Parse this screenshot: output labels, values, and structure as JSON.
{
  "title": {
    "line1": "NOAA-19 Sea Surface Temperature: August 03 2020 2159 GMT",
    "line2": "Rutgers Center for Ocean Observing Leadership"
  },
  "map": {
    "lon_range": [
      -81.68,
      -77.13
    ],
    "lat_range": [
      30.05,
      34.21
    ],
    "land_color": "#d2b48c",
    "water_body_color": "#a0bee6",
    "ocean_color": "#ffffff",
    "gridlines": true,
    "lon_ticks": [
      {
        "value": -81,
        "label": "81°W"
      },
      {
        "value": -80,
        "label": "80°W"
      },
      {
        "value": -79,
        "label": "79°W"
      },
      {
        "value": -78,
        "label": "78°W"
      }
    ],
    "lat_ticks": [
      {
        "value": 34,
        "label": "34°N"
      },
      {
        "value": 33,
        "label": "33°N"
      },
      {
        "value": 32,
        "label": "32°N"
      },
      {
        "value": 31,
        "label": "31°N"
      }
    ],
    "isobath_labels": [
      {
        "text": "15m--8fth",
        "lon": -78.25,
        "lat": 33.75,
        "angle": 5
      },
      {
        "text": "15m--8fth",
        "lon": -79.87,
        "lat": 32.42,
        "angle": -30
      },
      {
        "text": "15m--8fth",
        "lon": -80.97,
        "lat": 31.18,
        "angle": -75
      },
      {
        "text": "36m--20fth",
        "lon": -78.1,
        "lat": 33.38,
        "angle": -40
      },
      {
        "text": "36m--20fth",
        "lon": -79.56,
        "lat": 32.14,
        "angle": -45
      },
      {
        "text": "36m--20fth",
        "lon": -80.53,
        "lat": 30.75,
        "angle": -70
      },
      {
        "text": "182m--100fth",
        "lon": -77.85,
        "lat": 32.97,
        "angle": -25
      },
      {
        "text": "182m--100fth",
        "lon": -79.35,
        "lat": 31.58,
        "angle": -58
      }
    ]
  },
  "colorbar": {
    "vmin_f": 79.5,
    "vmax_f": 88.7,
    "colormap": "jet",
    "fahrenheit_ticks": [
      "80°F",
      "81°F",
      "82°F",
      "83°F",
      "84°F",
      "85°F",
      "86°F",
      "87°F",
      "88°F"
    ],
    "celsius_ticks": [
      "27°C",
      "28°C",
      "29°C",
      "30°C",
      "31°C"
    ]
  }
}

□ □ □ □ □ □ □

Required task -
Where does the word "angle" appear in the listing? List each line that holds it.

Written response -
        "angle": 5
        "angle": -30
        "angle": -75
        "angle": -40
        "angle": -45
        "angle": -70
        "angle": -25
        "angle": -58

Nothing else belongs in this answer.